Exercise task
Report how many lines in the records hold the string "title"; give the number and nothing else.

Extracted material
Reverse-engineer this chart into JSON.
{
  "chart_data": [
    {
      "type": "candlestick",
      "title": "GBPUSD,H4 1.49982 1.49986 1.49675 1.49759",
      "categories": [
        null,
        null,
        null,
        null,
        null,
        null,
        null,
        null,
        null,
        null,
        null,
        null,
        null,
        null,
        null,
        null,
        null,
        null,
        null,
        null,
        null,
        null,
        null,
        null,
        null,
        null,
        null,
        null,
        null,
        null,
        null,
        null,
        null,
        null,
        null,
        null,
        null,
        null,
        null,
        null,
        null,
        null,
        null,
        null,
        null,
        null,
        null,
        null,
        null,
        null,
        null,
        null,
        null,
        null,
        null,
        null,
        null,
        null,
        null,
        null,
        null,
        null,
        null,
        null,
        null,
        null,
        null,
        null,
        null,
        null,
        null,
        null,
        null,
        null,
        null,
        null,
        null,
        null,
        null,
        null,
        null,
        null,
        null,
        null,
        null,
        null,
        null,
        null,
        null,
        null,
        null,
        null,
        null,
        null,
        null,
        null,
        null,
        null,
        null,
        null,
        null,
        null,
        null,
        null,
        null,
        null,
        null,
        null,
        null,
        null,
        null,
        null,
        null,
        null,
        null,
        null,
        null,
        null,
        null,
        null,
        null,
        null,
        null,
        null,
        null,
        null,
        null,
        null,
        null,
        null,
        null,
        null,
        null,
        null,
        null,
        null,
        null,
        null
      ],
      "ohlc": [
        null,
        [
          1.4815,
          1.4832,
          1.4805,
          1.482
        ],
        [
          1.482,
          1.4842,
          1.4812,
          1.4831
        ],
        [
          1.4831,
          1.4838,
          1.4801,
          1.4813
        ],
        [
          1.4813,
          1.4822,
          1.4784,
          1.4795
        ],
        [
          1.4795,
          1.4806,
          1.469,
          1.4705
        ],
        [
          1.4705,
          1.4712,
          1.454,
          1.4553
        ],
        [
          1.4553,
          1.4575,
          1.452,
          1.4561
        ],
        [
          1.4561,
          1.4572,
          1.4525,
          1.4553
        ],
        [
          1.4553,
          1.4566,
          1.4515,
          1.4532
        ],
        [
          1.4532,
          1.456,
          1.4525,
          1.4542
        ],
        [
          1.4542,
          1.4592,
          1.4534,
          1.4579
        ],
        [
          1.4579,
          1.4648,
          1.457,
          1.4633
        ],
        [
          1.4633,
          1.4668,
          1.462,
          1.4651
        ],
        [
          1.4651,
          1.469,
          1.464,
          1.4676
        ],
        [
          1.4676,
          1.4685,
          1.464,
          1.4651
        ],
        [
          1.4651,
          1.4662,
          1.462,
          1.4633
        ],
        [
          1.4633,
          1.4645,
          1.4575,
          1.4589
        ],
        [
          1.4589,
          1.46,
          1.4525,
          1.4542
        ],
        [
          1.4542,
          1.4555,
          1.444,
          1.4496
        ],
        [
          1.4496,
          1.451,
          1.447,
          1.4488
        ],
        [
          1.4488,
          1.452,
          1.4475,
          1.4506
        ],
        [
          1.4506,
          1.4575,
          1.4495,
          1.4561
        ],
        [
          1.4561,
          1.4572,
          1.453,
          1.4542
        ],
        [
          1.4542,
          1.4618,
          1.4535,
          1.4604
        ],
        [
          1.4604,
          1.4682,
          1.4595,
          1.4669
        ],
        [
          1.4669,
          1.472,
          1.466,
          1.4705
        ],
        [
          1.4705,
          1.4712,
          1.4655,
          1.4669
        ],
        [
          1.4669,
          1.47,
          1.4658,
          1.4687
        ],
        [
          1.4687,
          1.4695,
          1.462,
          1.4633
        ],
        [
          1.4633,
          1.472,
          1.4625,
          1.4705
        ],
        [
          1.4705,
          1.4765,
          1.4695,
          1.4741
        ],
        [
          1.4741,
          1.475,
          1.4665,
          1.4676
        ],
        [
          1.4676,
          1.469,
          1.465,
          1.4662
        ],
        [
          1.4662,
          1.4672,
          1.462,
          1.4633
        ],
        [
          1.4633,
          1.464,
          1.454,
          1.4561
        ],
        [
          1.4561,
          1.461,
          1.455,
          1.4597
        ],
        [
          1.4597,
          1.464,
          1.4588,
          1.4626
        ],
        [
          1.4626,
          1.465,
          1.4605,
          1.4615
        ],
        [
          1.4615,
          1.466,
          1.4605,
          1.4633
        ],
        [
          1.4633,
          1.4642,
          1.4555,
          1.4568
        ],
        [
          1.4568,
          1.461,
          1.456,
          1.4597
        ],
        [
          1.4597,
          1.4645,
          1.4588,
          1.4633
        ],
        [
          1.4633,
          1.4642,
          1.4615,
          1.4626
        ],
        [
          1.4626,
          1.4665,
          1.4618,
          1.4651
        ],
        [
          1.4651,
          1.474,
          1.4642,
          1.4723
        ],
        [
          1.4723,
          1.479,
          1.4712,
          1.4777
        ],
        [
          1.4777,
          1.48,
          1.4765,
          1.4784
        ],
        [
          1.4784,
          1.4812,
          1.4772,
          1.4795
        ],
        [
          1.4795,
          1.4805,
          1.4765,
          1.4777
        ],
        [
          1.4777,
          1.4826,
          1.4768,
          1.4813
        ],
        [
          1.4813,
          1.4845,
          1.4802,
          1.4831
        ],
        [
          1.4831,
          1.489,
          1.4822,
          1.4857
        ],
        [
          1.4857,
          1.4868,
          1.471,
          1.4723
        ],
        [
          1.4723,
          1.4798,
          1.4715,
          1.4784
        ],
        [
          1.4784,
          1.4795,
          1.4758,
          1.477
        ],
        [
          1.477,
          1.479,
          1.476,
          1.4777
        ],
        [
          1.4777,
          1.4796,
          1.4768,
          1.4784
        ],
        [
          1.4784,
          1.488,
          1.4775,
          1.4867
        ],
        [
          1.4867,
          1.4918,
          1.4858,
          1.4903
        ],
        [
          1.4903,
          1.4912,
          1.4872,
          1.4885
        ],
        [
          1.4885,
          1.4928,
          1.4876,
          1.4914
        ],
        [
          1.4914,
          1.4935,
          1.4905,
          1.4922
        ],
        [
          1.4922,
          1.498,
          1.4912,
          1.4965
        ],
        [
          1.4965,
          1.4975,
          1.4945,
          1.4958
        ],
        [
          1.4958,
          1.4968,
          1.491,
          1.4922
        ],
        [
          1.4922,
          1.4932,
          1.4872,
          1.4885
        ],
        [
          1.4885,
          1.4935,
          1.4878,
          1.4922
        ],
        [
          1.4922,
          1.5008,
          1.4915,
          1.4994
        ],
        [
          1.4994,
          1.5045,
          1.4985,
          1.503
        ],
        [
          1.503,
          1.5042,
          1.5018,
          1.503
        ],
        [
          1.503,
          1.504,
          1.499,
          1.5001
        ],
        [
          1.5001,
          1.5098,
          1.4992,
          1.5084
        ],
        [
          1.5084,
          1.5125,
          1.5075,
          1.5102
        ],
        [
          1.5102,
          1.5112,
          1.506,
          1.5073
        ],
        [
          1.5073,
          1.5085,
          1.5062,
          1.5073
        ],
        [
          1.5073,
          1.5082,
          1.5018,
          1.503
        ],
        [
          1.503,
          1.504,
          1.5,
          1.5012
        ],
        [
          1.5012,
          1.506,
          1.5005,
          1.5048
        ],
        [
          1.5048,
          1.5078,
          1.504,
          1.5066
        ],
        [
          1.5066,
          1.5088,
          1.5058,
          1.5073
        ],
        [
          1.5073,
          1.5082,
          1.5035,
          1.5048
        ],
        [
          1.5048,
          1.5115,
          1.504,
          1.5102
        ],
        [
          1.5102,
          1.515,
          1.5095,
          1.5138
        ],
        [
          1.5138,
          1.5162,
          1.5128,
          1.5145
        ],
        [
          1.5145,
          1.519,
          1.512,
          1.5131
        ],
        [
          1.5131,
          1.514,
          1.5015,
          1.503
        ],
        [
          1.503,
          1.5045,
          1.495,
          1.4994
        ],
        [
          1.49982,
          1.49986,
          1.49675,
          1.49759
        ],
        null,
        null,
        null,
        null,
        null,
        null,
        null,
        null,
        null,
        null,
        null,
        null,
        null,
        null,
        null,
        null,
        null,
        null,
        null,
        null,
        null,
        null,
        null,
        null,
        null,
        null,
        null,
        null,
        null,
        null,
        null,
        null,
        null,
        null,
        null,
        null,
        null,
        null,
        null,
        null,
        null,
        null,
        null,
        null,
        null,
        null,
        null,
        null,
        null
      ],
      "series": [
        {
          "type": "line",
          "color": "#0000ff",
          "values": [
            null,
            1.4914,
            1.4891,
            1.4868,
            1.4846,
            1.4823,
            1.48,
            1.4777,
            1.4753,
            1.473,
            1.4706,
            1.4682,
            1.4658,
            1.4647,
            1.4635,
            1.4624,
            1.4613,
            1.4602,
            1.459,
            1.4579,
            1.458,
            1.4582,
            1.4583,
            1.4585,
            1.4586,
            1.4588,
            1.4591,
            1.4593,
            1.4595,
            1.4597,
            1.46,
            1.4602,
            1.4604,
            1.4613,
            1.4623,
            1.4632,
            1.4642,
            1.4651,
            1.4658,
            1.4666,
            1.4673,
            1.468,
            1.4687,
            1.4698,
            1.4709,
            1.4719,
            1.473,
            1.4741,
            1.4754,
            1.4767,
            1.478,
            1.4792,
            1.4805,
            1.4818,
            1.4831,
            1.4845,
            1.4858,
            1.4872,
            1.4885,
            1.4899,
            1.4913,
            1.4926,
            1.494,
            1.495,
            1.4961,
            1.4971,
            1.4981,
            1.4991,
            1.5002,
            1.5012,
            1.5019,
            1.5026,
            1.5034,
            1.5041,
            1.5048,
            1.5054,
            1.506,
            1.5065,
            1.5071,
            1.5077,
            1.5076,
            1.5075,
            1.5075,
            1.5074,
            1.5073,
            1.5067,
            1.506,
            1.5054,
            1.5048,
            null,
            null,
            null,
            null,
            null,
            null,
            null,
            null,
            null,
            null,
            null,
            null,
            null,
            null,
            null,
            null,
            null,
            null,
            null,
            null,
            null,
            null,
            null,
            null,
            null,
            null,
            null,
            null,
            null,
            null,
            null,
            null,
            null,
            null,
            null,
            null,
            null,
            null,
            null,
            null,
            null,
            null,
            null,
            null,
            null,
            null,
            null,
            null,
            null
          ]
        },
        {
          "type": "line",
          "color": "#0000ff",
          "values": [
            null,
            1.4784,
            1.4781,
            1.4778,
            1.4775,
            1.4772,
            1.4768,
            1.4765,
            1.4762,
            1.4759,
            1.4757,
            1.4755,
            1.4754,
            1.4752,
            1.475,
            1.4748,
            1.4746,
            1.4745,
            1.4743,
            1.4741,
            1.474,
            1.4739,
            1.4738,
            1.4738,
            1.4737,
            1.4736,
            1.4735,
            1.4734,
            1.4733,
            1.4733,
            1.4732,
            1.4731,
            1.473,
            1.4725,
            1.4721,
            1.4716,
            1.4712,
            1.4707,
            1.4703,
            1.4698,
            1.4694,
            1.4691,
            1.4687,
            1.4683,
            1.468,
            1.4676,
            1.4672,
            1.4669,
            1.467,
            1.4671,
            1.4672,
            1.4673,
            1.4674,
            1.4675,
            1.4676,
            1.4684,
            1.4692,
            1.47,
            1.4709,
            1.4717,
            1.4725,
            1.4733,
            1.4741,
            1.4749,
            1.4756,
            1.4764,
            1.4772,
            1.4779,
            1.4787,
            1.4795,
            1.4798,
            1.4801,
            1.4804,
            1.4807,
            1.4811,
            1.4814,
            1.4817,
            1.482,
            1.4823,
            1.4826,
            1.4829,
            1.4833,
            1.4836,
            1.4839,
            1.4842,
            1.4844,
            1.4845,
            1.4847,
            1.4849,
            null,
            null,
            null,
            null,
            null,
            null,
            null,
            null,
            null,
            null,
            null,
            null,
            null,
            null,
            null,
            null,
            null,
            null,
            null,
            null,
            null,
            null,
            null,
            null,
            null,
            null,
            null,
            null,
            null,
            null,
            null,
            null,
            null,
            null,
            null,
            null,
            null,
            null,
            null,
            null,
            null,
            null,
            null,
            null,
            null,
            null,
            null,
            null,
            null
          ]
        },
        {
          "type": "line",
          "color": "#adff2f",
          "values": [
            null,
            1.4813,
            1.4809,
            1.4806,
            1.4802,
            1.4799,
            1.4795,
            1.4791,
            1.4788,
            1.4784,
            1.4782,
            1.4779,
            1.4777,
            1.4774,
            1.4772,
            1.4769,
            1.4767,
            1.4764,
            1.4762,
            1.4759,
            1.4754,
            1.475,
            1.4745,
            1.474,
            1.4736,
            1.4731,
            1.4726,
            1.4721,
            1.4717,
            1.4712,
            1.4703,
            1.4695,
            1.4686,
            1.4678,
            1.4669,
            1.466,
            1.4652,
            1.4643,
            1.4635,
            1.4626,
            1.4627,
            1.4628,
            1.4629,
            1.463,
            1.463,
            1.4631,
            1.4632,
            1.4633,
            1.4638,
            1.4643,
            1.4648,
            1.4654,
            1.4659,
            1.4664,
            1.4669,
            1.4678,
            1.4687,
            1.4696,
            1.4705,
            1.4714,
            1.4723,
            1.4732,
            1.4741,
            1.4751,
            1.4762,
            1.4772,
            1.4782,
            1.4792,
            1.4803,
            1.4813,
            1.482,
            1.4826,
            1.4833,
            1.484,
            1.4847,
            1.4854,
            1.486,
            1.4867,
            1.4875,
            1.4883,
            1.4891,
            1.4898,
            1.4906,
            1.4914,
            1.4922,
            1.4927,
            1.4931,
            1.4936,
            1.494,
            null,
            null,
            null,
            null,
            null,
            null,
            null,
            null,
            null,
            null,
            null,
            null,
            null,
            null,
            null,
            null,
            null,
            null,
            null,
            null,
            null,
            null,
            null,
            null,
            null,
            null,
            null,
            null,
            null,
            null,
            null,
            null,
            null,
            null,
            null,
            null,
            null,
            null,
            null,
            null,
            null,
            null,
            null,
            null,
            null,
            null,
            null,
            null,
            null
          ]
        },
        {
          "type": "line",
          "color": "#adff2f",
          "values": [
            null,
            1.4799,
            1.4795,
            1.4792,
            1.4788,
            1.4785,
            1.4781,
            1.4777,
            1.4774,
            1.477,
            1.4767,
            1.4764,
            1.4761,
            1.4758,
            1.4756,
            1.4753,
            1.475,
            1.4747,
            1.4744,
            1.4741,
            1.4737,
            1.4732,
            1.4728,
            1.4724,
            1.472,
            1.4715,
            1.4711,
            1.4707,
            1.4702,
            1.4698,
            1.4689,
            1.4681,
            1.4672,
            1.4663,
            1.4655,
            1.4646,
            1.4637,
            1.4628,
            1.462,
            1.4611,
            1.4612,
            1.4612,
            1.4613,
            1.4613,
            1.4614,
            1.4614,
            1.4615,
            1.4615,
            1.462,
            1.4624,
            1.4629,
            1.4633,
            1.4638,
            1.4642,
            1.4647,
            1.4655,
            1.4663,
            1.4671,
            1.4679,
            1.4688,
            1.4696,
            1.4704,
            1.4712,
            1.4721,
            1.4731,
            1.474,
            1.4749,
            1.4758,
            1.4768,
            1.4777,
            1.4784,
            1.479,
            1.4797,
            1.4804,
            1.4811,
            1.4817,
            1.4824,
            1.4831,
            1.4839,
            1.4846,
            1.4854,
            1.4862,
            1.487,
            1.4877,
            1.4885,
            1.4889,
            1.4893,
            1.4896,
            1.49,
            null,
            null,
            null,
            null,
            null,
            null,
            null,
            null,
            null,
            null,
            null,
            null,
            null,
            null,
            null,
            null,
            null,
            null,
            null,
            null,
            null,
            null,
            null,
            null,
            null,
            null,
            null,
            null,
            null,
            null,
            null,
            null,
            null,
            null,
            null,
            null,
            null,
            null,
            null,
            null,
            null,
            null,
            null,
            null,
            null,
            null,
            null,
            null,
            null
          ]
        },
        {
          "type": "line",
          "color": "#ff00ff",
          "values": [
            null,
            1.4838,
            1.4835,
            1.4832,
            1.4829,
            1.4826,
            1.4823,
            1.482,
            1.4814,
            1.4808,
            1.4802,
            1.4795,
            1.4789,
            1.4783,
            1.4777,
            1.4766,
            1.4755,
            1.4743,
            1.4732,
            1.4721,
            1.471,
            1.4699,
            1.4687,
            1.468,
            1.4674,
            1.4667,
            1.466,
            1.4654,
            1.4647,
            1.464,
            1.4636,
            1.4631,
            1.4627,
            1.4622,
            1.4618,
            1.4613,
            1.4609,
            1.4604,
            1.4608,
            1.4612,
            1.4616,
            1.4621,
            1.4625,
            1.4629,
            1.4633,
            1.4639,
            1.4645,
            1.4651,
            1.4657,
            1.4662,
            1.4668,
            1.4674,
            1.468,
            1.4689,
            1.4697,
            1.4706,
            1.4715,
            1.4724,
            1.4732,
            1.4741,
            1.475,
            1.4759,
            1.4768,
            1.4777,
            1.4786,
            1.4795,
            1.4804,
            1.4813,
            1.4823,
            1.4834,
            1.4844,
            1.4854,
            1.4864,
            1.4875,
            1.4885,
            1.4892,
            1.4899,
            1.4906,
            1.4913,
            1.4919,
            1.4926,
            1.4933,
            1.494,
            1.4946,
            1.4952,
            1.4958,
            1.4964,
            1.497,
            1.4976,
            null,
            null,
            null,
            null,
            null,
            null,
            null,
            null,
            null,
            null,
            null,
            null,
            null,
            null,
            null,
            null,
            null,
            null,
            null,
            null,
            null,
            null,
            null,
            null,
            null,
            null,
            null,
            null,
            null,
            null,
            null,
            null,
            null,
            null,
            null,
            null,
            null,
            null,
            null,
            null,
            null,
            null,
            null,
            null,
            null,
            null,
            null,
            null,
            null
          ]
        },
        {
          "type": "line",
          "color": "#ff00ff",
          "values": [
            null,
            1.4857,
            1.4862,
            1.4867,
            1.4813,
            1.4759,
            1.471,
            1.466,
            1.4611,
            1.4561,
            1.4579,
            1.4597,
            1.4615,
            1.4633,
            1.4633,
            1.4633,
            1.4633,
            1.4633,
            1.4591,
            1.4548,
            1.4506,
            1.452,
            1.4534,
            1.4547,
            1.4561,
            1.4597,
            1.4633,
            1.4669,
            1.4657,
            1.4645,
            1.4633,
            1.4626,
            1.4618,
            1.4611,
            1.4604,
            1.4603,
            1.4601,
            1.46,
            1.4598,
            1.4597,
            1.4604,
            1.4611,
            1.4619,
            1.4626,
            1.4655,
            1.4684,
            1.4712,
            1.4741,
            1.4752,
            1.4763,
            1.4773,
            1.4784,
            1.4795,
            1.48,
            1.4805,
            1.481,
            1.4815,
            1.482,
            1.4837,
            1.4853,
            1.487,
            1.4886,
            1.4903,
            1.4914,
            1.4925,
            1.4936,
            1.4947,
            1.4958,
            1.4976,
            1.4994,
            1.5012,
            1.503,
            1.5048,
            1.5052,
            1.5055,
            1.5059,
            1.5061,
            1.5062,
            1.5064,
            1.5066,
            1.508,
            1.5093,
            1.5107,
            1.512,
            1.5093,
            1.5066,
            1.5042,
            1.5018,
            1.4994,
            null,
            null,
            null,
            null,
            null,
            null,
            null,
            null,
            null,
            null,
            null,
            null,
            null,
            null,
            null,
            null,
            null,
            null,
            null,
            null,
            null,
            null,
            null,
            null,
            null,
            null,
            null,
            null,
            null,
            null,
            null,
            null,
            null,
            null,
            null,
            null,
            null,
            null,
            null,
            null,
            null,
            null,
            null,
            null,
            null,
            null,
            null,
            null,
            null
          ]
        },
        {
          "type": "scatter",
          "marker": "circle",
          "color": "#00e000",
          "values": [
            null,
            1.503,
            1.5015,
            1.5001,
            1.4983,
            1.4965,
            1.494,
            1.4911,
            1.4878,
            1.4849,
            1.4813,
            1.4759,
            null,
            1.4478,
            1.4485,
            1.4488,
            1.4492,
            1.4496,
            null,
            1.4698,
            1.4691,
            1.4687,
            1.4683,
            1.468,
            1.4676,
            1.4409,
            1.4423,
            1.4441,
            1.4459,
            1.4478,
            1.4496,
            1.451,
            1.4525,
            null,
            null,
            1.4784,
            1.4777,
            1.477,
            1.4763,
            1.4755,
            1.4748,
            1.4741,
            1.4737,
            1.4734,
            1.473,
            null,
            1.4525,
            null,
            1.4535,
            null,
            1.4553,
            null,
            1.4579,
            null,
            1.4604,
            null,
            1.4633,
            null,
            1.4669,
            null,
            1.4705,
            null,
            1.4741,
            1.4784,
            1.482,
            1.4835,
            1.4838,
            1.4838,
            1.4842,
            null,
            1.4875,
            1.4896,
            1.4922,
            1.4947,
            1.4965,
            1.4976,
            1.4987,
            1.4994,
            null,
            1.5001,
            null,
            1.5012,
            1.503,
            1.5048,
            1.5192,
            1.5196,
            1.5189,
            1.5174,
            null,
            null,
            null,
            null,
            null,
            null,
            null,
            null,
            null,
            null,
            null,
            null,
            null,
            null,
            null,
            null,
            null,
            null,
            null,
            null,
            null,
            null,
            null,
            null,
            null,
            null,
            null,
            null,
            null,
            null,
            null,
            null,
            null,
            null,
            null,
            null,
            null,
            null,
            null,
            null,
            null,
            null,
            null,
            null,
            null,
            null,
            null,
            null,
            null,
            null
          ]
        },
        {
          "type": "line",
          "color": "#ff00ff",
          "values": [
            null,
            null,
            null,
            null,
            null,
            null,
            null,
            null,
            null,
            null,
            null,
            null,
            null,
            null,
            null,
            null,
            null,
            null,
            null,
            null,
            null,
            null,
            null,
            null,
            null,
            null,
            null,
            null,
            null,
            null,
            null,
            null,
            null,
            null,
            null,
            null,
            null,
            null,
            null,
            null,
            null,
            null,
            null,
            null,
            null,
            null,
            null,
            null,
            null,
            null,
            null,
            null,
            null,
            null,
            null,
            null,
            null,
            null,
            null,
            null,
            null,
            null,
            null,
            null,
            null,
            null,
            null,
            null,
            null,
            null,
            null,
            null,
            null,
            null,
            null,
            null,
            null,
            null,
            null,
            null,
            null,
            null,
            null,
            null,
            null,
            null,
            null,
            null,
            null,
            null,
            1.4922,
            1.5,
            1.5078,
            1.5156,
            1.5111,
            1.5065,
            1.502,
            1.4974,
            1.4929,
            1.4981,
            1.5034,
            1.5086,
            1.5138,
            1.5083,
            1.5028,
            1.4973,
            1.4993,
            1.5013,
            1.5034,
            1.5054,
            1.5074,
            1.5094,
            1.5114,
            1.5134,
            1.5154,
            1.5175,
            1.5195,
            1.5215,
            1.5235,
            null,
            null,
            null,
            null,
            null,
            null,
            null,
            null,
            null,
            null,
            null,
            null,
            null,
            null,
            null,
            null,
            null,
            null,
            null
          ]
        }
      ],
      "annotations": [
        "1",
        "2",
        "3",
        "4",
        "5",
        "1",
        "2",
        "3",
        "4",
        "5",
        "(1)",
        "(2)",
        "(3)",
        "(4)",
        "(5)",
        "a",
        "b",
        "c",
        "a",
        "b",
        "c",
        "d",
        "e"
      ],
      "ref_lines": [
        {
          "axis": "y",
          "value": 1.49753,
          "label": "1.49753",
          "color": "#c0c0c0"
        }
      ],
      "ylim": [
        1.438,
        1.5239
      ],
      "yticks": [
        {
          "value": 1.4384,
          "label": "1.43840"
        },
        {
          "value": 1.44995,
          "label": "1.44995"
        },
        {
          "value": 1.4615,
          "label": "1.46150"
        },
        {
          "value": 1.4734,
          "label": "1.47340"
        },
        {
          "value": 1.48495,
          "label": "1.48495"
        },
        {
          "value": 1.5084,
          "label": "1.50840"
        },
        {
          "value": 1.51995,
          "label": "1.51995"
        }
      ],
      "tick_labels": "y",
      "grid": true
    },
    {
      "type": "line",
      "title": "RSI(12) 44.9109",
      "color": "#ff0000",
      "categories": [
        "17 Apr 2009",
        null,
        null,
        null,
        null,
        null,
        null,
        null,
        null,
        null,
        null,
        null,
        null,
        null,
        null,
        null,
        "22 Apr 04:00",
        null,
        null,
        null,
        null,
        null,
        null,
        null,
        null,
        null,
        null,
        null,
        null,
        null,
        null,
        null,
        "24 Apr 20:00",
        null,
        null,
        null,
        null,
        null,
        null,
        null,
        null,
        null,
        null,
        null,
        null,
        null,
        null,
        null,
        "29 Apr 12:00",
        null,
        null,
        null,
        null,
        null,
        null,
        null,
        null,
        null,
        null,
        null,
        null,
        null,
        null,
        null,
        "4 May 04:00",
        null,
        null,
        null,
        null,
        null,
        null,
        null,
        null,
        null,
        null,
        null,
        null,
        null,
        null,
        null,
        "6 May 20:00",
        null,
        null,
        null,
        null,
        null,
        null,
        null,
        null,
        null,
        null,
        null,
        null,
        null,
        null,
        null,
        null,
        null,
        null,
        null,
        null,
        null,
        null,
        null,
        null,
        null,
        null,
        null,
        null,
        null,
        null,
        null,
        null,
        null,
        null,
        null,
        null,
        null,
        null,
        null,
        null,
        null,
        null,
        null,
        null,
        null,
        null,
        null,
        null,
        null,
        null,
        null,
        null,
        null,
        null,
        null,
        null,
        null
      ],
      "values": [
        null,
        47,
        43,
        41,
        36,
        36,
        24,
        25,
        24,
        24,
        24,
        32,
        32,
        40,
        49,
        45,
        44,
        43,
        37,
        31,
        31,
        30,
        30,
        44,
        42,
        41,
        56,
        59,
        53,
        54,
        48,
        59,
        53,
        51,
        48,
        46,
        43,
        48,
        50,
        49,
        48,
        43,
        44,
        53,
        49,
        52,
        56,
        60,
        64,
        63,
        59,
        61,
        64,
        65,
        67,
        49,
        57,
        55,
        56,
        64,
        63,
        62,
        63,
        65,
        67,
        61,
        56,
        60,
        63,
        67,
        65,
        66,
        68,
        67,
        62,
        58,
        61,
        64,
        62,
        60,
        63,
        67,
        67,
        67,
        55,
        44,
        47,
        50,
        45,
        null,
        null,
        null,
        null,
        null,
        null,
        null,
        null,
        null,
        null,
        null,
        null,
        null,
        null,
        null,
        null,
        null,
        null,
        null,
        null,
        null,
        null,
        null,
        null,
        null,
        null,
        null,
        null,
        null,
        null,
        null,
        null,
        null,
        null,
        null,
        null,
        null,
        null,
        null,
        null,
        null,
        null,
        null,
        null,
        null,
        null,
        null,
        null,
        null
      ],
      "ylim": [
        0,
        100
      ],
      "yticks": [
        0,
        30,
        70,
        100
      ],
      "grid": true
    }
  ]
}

Written answer
2